* SET EXERCISE:
Leave out the pictures and copy everything else below exactly.

-------- MATERIAL FOR THIS EXERCISE

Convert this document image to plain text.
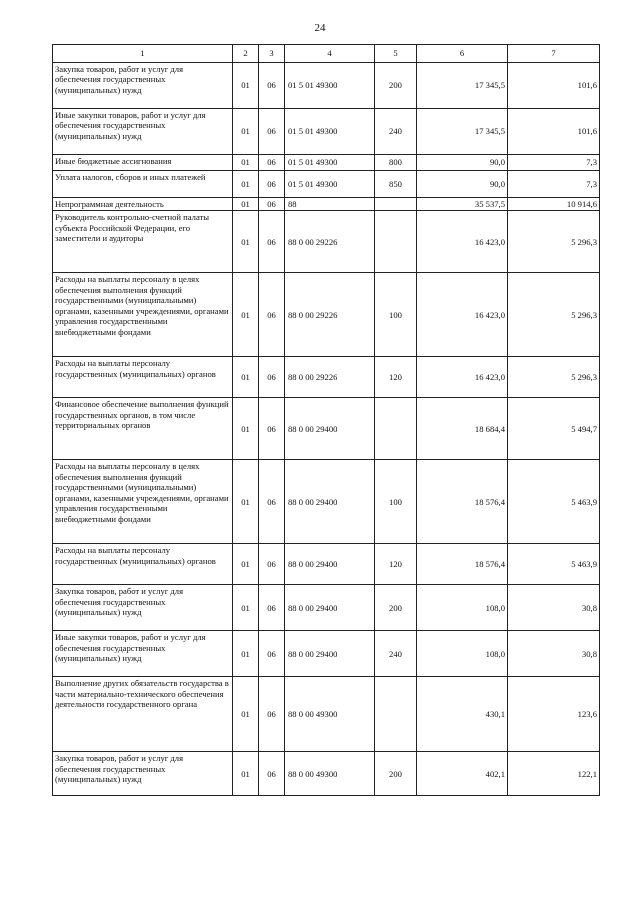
24
1	2	3	4	5	6	7
Закупка товаров, работ и услуг для обеспечения государственных (муниципальных) нужд	01	06	01 5 01 49300	200	17 345,5	101,6
Иные закупки товаров, работ и услуг для обеспечения государственных (муниципальных) нужд	01	06	01 5 01 49300	240	17 345,5	101,6
Иные бюджетные ассигнования	01	06	01 5 01 49300	800	90,0	7,3
Уплата налогов, сборов и иных платежей	01	06	01 5 01 49300	850	90,0	7,3
Непрограммная деятельность	01	06	88		35 537,5	10 914,6
Руководитель контрольно-счетной палаты субъекта Российской Федерации, его заместители и аудиторы	01	06	88 0 00 29226		16 423,0	5 296,3
Расходы на выплаты персоналу в целях обеспечения выполнения функций государственными (муниципальными) органами, казенными учреждениями, органами управления государственными внебюджетными фондами	01	06	88 0 00 29226	100	16 423,0	5 296,3
Расходы на выплаты персоналу государственных (муниципальных) органов	01	06	88 0 00 29226	120	16 423,0	5 296,3
Финансовое обеспечение выполнения функций государственных органов, в том числе территориальных органов	01	06	88 0 00 29400		18 684,4	5 494,7
Расходы на выплаты персоналу в целях обеспечения выполнения функций государственными (муниципальными) органами, казенными учреждениями, органами управления государственными внебюджетными фондами	01	06	88 0 00 29400	100	18 576,4	5 463,9
Расходы на выплаты персоналу государственных (муниципальных) органов	01	06	88 0 00 29400	120	18 576,4	5 463,9
Закупка товаров, работ и услуг для обеспечения государственных (муниципальных) нужд	01	06	88 0 00 29400	200	108,0	30,8
Иные закупки товаров, работ и услуг для обеспечения государственных (муниципальных) нужд	01	06	88 0 00 29400	240	108,0	30,8
Выполнение других обязательств государства в части материально-технического обеспечения деятельности государственного органа	01	06	88 0 00 49300		430,1	123,6
Закупка товаров, работ и услуг для обеспечения государственных (муниципальных) нужд	01	06	88 0 00 49300	200	402,1	122,1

----------------

* FINAL RESULT:
Convert this document image to plain text.
24
1	2	3	4	5	6	7
Закупка товаров, работ и услуг для обеспечения государственных (муниципальных) нужд	01	06	01 5 01 49300	200	17 345,5	101,6
Иные закупки товаров, работ и услуг для обеспечения государственных (муниципальных) нужд	01	06	01 5 01 49300	240	17 345,5	101,6
Иные бюджетные ассигнования	01	06	01 5 01 49300	800	90,0	7,3
Уплата налогов, сборов и иных платежей	01	06	01 5 01 49300	850	90,0	7,3
Непрограммная деятельность	01	06	88		35 537,5	10 914,6
Руководитель контрольно-счетной палаты субъекта Российской Федерации, его заместители и аудиторы	01	06	88 0 00 29226		16 423,0	5 296,3
Расходы на выплаты персоналу в целях обеспечения выполнения функций государственными (муниципальными) органами, казенными учреждениями, органами управления государственными внебюджетными фондами	01	06	88 0 00 29226	100	16 423,0	5 296,3
Расходы на выплаты персоналу государственных (муниципальных) органов	01	06	88 0 00 29226	120	16 423,0	5 296,3
Финансовое обеспечение выполнения функций государственных органов, в том числе территориальных органов	01	06	88 0 00 29400		18 684,4	5 494,7
Расходы на выплаты персоналу в целях обеспечения выполнения функций государственными (муниципальными) органами, казенными учреждениями, органами управления государственными внебюджетными фондами	01	06	88 0 00 29400	100	18 576,4	5 463,9
Расходы на выплаты персоналу государственных (муниципальных) органов	01	06	88 0 00 29400	120	18 576,4	5 463,9
Закупка товаров, работ и услуг для обеспечения государственных (муниципальных) нужд	01	06	88 0 00 29400	200	108,0	30,8
Иные закупки товаров, работ и услуг для обеспечения государственных (муниципальных) нужд	01	06	88 0 00 29400	240	108,0	30,8
Выполнение других обязательств государства в части материально-технического обеспечения деятельности государственного органа	01	06	88 0 00 49300		430,1	123,6
Закупка товаров, работ и услуг для обеспечения государственных (муниципальных) нужд	01	06	88 0 00 49300	200	402,1	122,1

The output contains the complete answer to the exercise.